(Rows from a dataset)
▶
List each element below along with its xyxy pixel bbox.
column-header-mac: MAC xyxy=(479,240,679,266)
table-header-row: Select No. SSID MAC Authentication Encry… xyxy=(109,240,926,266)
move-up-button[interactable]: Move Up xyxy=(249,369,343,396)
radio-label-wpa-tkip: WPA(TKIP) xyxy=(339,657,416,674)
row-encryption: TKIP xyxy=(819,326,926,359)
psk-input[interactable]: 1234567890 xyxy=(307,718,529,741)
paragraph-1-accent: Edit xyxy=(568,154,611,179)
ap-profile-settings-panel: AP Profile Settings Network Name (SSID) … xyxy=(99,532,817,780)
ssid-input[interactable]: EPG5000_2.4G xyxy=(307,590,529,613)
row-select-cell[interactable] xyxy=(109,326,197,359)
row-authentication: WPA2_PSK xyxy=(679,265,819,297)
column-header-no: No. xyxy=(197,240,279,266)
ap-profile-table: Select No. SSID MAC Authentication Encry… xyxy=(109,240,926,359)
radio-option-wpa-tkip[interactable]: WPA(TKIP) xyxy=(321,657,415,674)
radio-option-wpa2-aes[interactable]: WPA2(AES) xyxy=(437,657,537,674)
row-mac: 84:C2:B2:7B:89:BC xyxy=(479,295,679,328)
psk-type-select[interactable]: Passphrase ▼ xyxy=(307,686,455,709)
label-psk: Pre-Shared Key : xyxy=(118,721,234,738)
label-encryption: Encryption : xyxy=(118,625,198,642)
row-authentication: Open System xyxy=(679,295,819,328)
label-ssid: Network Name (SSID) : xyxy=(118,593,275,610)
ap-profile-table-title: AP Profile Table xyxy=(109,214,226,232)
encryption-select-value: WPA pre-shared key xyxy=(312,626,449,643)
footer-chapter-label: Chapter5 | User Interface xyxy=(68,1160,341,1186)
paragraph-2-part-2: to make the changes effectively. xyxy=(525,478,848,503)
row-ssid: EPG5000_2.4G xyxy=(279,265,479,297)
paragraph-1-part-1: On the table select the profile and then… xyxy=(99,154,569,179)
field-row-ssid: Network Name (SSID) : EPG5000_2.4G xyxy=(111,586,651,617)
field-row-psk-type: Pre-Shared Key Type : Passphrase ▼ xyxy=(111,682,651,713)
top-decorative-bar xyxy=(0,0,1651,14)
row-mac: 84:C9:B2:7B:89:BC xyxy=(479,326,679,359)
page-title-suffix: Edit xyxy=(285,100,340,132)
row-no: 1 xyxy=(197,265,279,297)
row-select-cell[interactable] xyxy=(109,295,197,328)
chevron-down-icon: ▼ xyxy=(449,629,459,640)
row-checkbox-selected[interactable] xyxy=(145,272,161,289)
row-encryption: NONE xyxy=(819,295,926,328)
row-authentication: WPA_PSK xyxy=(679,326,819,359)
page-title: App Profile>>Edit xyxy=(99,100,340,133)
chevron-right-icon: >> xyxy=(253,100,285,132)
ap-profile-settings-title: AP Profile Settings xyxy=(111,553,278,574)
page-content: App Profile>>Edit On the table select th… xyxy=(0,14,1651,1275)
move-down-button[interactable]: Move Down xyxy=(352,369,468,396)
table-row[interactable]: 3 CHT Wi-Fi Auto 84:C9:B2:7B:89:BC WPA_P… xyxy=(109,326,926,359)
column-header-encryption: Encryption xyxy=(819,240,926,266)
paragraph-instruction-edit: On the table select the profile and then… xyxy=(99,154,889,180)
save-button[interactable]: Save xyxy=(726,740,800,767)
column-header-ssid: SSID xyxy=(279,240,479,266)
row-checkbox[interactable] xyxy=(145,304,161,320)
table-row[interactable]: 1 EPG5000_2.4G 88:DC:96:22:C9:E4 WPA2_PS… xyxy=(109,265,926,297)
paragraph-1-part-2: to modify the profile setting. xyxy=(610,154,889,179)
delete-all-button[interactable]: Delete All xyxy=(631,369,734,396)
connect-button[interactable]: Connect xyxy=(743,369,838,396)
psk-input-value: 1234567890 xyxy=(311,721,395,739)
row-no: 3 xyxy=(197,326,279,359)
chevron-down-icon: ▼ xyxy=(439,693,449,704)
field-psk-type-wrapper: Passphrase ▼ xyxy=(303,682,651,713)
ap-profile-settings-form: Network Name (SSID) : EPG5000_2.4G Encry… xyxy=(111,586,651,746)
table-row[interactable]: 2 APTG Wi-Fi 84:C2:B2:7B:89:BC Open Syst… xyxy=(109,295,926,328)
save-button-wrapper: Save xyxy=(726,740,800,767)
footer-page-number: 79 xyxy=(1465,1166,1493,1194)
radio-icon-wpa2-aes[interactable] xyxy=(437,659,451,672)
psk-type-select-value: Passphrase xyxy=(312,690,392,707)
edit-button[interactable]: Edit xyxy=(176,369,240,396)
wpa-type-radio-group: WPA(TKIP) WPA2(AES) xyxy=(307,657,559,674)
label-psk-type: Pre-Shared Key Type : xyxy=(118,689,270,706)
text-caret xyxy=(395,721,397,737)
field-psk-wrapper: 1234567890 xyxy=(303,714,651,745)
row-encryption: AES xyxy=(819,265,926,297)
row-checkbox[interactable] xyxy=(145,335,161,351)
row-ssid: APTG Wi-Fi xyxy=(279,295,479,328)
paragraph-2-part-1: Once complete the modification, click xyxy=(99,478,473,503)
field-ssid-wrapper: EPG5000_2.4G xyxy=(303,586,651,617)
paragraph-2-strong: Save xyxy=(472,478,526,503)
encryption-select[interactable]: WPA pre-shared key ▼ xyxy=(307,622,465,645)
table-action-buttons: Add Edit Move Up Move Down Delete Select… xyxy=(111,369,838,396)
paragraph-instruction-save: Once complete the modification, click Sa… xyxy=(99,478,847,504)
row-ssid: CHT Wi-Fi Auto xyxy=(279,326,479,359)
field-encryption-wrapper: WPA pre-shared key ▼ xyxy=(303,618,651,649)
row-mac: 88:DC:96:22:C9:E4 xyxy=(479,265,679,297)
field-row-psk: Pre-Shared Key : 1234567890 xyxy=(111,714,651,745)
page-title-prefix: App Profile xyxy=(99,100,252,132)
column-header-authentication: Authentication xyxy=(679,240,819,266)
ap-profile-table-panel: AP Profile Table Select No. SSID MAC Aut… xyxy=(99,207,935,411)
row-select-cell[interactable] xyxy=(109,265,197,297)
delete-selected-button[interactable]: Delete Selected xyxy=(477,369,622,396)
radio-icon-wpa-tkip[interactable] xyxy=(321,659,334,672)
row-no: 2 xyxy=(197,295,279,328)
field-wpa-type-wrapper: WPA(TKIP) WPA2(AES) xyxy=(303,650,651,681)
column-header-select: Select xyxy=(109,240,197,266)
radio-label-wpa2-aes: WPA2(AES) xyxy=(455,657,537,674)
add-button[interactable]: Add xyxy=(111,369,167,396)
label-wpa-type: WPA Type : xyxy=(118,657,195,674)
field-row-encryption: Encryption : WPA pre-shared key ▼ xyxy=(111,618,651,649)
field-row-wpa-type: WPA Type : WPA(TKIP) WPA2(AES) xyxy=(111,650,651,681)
◀
# Task details
Write out every one of the lines above word for word.

# Answer to the exercise
List each element below along with its xyxy pixel bbox.
column-header-mac: MAC xyxy=(479,240,679,266)
table-header-row: Select No. SSID MAC Authentication Encry… xyxy=(109,240,926,266)
move-up-button[interactable]: Move Up xyxy=(249,369,343,396)
radio-label-wpa-tkip: WPA(TKIP) xyxy=(339,657,416,674)
row-encryption: TKIP xyxy=(819,326,926,359)
psk-input[interactable]: 1234567890 xyxy=(307,718,529,741)
paragraph-1-accent: Edit xyxy=(568,154,611,179)
ap-profile-settings-panel: AP Profile Settings Network Name (SSID) … xyxy=(99,532,817,780)
ssid-input[interactable]: EPG5000_2.4G xyxy=(307,590,529,613)
row-select-cell[interactable] xyxy=(109,326,197,359)
row-authentication: WPA2_PSK xyxy=(679,265,819,297)
column-header-no: No. xyxy=(197,240,279,266)
ap-profile-table: Select No. SSID MAC Authentication Encry… xyxy=(109,240,926,359)
radio-option-wpa-tkip[interactable]: WPA(TKIP) xyxy=(321,657,415,674)
radio-option-wpa2-aes[interactable]: WPA2(AES) xyxy=(437,657,537,674)
row-mac: 84:C2:B2:7B:89:BC xyxy=(479,295,679,328)
psk-type-select[interactable]: Passphrase ▼ xyxy=(307,686,455,709)
label-psk: Pre-Shared Key : xyxy=(118,721,234,738)
label-encryption: Encryption : xyxy=(118,625,198,642)
row-authentication: Open System xyxy=(679,295,819,328)
label-ssid: Network Name (SSID) : xyxy=(118,593,275,610)
ap-profile-table-title: AP Profile Table xyxy=(109,214,226,232)
encryption-select-value: WPA pre-shared key xyxy=(312,626,449,643)
footer-chapter-label: Chapter5 | User Interface xyxy=(68,1160,341,1186)
paragraph-2-part-2: to make the changes effectively. xyxy=(525,478,848,503)
row-ssid: EPG5000_2.4G xyxy=(279,265,479,297)
paragraph-1-part-1: On the table select the profile and then… xyxy=(99,154,569,179)
field-row-ssid: Network Name (SSID) : EPG5000_2.4G xyxy=(111,586,651,617)
field-row-psk-type: Pre-Shared Key Type : Passphrase ▼ xyxy=(111,682,651,713)
top-decorative-bar xyxy=(0,0,1651,14)
row-mac: 84:C9:B2:7B:89:BC xyxy=(479,326,679,359)
page-title-suffix: Edit xyxy=(285,100,340,132)
row-no: 1 xyxy=(197,265,279,297)
row-select-cell[interactable] xyxy=(109,295,197,328)
chevron-down-icon: ▼ xyxy=(449,629,459,640)
row-checkbox-selected[interactable] xyxy=(145,272,161,289)
row-encryption: NONE xyxy=(819,295,926,328)
row-authentication: WPA_PSK xyxy=(679,326,819,359)
page-title: App Profile>>Edit xyxy=(99,100,340,133)
chevron-right-icon: >> xyxy=(253,100,285,132)
ap-profile-settings-title: AP Profile Settings xyxy=(111,553,278,574)
page-content: App Profile>>Edit On the table select th… xyxy=(0,14,1651,1275)
move-down-button[interactable]: Move Down xyxy=(352,369,468,396)
table-row[interactable]: 3 CHT Wi-Fi Auto 84:C9:B2:7B:89:BC WPA_P… xyxy=(109,326,926,359)
column-header-encryption: Encryption xyxy=(819,240,926,266)
paragraph-instruction-edit: On the table select the profile and then… xyxy=(99,154,889,180)
save-button[interactable]: Save xyxy=(726,740,800,767)
column-header-ssid: SSID xyxy=(279,240,479,266)
row-checkbox[interactable] xyxy=(145,304,161,320)
table-row[interactable]: 1 EPG5000_2.4G 88:DC:96:22:C9:E4 WPA2_PS… xyxy=(109,265,926,297)
paragraph-1-part-2: to modify the profile setting. xyxy=(610,154,889,179)
delete-all-button[interactable]: Delete All xyxy=(631,369,734,396)
connect-button[interactable]: Connect xyxy=(743,369,838,396)
psk-input-value: 1234567890 xyxy=(311,721,395,739)
row-no: 3 xyxy=(197,326,279,359)
chevron-down-icon: ▼ xyxy=(439,693,449,704)
field-psk-type-wrapper: Passphrase ▼ xyxy=(303,682,651,713)
ap-profile-settings-form: Network Name (SSID) : EPG5000_2.4G Encry… xyxy=(111,586,651,746)
table-row[interactable]: 2 APTG Wi-Fi 84:C2:B2:7B:89:BC Open Syst… xyxy=(109,295,926,328)
save-button-wrapper: Save xyxy=(726,740,800,767)
footer-page-number: 79 xyxy=(1465,1166,1493,1194)
radio-icon-wpa2-aes[interactable] xyxy=(437,659,451,672)
psk-type-select-value: Passphrase xyxy=(312,690,392,707)
edit-button[interactable]: Edit xyxy=(176,369,240,396)
wpa-type-radio-group: WPA(TKIP) WPA2(AES) xyxy=(307,657,559,674)
label-psk-type: Pre-Shared Key Type : xyxy=(118,689,270,706)
text-caret xyxy=(395,721,397,737)
field-psk-wrapper: 1234567890 xyxy=(303,714,651,745)
row-encryption: AES xyxy=(819,265,926,297)
row-checkbox[interactable] xyxy=(145,335,161,351)
row-ssid: APTG Wi-Fi xyxy=(279,295,479,328)
paragraph-2-part-1: Once complete the modification, click xyxy=(99,478,473,503)
field-ssid-wrapper: EPG5000_2.4G xyxy=(303,586,651,617)
paragraph-2-strong: Save xyxy=(472,478,526,503)
encryption-select[interactable]: WPA pre-shared key ▼ xyxy=(307,622,465,645)
table-action-buttons: Add Edit Move Up Move Down Delete Select… xyxy=(111,369,838,396)
paragraph-instruction-save: Once complete the modification, click Sa… xyxy=(99,478,847,504)
row-ssid: CHT Wi-Fi Auto xyxy=(279,326,479,359)
field-encryption-wrapper: WPA pre-shared key ▼ xyxy=(303,618,651,649)
row-mac: 88:DC:96:22:C9:E4 xyxy=(479,265,679,297)
field-row-psk: Pre-Shared Key : 1234567890 xyxy=(111,714,651,745)
page-title-prefix: App Profile xyxy=(99,100,252,132)
column-header-authentication: Authentication xyxy=(679,240,819,266)
ap-profile-table-panel: AP Profile Table Select No. SSID MAC Aut… xyxy=(99,207,935,411)
row-select-cell[interactable] xyxy=(109,265,197,297)
delete-selected-button[interactable]: Delete Selected xyxy=(477,369,622,396)
radio-icon-wpa-tkip[interactable] xyxy=(321,659,334,672)
row-no: 2 xyxy=(197,295,279,328)
field-wpa-type-wrapper: WPA(TKIP) WPA2(AES) xyxy=(303,650,651,681)
column-header-select: Select xyxy=(109,240,197,266)
radio-label-wpa2-aes: WPA2(AES) xyxy=(455,657,537,674)
add-button[interactable]: Add xyxy=(111,369,167,396)
label-wpa-type: WPA Type : xyxy=(118,657,195,674)
field-row-encryption: Encryption : WPA pre-shared key ▼ xyxy=(111,618,651,649)
field-row-wpa-type: WPA Type : WPA(TKIP) WPA2(AES) xyxy=(111,650,651,681)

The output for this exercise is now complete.